▸ **Instructions to follow**: Return a copy of each line that holds the string "color".

▸ **Stored data entries**:
========================================

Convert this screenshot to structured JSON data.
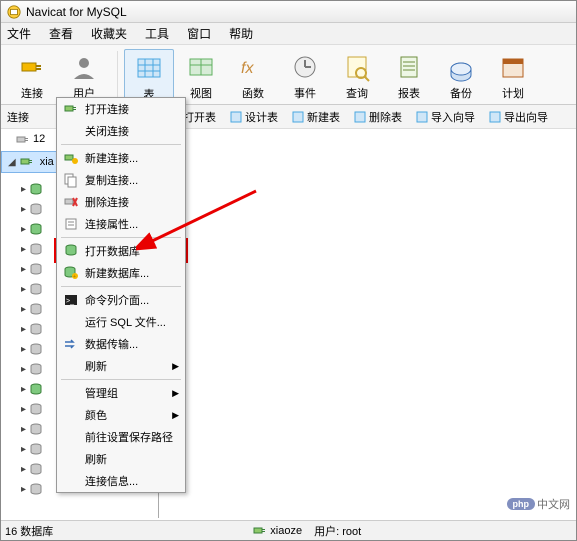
{
  "title": "Navicat for MySQL",
  "menubar": [
    "文件",
    "查看",
    "收藏夹",
    "工具",
    "窗口",
    "帮助"
  ],
  "toolbar": [
    {
      "label": "连接",
      "icon": "plug-icon",
      "color": "#f5b800"
    },
    {
      "label": "用户",
      "icon": "user-icon",
      "color": "#555"
    },
    {
      "label": "表",
      "icon": "table-icon",
      "color": "#4aa7e0"
    },
    {
      "label": "视图",
      "icon": "view-icon",
      "color": "#5fb05f"
    },
    {
      "label": "函数",
      "icon": "fx-icon",
      "color": "#c78b3c"
    },
    {
      "label": "事件",
      "icon": "clock-icon",
      "color": "#777"
    },
    {
      "label": "查询",
      "icon": "query-icon",
      "color": "#caa638"
    },
    {
      "label": "报表",
      "icon": "report-icon",
      "color": "#6e8e3e"
    },
    {
      "label": "备份",
      "icon": "backup-icon",
      "color": "#3a6fb5"
    },
    {
      "label": "计划",
      "icon": "schedule-icon",
      "color": "#b35f1e"
    }
  ],
  "left_panel_label": "连接",
  "tree": {
    "item1": "12",
    "item2": "xia"
  },
  "sub_toolbar": [
    "打开表",
    "设计表",
    "新建表",
    "删除表",
    "导入向导",
    "导出向导"
  ],
  "context_menu": [
    {
      "label": "打开连接",
      "icon": "plug-icon"
    },
    {
      "label": "关闭连接",
      "icon": ""
    },
    {
      "sep": true
    },
    {
      "label": "新建连接...",
      "icon": "plug-new-icon"
    },
    {
      "label": "复制连接...",
      "icon": "copy-icon"
    },
    {
      "label": "删除连接",
      "icon": "delete-icon"
    },
    {
      "label": "连接属性...",
      "icon": "props-icon"
    },
    {
      "sep": true
    },
    {
      "label": "打开数据库",
      "icon": "db-open-icon"
    },
    {
      "label": "新建数据库...",
      "icon": "db-new-icon",
      "highlight": true
    },
    {
      "sep": true
    },
    {
      "label": "命令列介面...",
      "icon": "cmd-icon"
    },
    {
      "label": "运行 SQL 文件...",
      "icon": ""
    },
    {
      "label": "数据传输...",
      "icon": "transfer-icon"
    },
    {
      "label": "刷新",
      "icon": "",
      "arrow": true
    },
    {
      "sep": true
    },
    {
      "label": "管理组",
      "icon": "",
      "arrow": true
    },
    {
      "label": "颜色",
      "icon": "",
      "arrow": true
    },
    {
      "label": "前往设置保存路径",
      "icon": ""
    },
    {
      "label": "刷新",
      "icon": ""
    },
    {
      "label": "连接信息...",
      "icon": ""
    }
  ],
  "status": {
    "left": "16 数据库",
    "right_user": "xiaoze",
    "right_label": "用户: root"
  },
  "watermark": "中文网"
}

========================================

▸ **Solution for this problem**:
      "color": "#f5b800"
      "color": "#555"
      "color": "#4aa7e0"
      "color": "#5fb05f"
      "color": "#c78b3c"
      "color": "#777"
      "color": "#caa638"
      "color": "#6e8e3e"
      "color": "#3a6fb5"
      "color": "#b35f1e"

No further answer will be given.